Reproduce all records verbatim.

Data entries:
— START —
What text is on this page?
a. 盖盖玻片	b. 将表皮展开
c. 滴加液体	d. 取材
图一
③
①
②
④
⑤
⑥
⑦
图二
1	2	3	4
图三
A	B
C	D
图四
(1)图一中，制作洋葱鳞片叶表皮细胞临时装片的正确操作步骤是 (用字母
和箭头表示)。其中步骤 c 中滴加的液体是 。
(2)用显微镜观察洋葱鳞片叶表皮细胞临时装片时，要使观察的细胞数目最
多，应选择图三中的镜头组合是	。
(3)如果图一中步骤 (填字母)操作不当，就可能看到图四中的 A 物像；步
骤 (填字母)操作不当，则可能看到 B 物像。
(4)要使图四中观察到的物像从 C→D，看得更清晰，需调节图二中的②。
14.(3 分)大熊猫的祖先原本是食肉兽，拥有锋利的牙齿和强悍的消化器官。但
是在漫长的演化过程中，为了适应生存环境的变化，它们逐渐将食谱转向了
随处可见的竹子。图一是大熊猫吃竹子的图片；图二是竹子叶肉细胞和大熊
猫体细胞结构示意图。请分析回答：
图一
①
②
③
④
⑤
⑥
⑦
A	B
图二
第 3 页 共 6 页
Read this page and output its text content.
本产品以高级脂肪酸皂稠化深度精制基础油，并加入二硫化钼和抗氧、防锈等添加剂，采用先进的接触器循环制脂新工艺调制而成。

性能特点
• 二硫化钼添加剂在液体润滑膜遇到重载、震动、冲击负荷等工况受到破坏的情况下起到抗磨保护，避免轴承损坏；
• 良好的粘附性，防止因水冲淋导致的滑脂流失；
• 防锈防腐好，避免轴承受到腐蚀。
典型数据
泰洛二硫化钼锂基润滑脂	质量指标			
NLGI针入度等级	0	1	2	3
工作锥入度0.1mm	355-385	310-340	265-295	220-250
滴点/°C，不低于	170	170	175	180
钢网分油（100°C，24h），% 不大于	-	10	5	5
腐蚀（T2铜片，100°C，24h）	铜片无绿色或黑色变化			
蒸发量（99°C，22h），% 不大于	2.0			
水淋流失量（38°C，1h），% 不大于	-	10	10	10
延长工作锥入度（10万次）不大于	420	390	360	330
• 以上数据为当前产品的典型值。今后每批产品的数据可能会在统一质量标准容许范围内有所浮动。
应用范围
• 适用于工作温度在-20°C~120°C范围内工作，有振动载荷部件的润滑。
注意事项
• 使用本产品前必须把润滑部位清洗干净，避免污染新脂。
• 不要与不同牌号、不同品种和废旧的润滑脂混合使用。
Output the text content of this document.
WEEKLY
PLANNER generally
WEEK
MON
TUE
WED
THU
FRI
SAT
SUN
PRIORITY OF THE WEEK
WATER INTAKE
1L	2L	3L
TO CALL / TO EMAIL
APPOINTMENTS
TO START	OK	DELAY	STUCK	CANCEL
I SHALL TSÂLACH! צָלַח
— END —
Written response
What text is on this page?
a. 盖盖玻片	b. 将表皮展开
c. 滴加液体	d. 取材
图一
③
①
②
④
⑤
⑥
⑦
图二
1	2	3	4
图三
A	B
C	D
图四
(1)图一中，制作洋葱鳞片叶表皮细胞临时装片的正确操作步骤是 (用字母
和箭头表示)。其中步骤 c 中滴加的液体是 。
(2)用显微镜观察洋葱鳞片叶表皮细胞临时装片时，要使观察的细胞数目最
多，应选择图三中的镜头组合是	。
(3)如果图一中步骤 (填字母)操作不当，就可能看到图四中的 A 物像；步
骤 (填字母)操作不当，则可能看到 B 物像。
(4)要使图四中观察到的物像从 C→D，看得更清晰，需调节图二中的②。
14.(3 分)大熊猫的祖先原本是食肉兽，拥有锋利的牙齿和强悍的消化器官。但
是在漫长的演化过程中，为了适应生存环境的变化，它们逐渐将食谱转向了
随处可见的竹子。图一是大熊猫吃竹子的图片；图二是竹子叶肉细胞和大熊
猫体细胞结构示意图。请分析回答：
图一
①
②
③
④
⑤
⑥
⑦
A	B
图二
第 3 页 共 6 页
Read this page and output its text content.
本产品以高级脂肪酸皂稠化深度精制基础油，并加入二硫化钼和抗氧、防锈等添加剂，采用先进的接触器循环制脂新工艺调制而成。

性能特点
• 二硫化钼添加剂在液体润滑膜遇到重载、震动、冲击负荷等工况受到破坏的情况下起到抗磨保护，避免轴承损坏；
• 良好的粘附性，防止因水冲淋导致的滑脂流失；
• 防锈防腐好，避免轴承受到腐蚀。
典型数据
泰洛二硫化钼锂基润滑脂	质量指标			
NLGI针入度等级	0	1	2	3
工作锥入度0.1mm	355-385	310-340	265-295	220-250
滴点/°C，不低于	170	170	175	180
钢网分油（100°C，24h），% 不大于	-	10	5	5
腐蚀（T2铜片，100°C，24h）	铜片无绿色或黑色变化			
蒸发量（99°C，22h），% 不大于	2.0			
水淋流失量（38°C，1h），% 不大于	-	10	10	10
延长工作锥入度（10万次）不大于	420	390	360	330
• 以上数据为当前产品的典型值。今后每批产品的数据可能会在统一质量标准容许范围内有所浮动。
应用范围
• 适用于工作温度在-20°C~120°C范围内工作，有振动载荷部件的润滑。
注意事项
• 使用本产品前必须把润滑部位清洗干净，避免污染新脂。
• 不要与不同牌号、不同品种和废旧的润滑脂混合使用。
Output the text content of this document.
WEEKLY
PLANNER generally
WEEK
MON
TUE
WED
THU
FRI
SAT
SUN
PRIORITY OF THE WEEK
WATER INTAKE
1L	2L	3L
TO CALL / TO EMAIL
APPOINTMENTS
TO START	OK	DELAY	STUCK	CANCEL
I SHALL TSÂLACH! צָלַח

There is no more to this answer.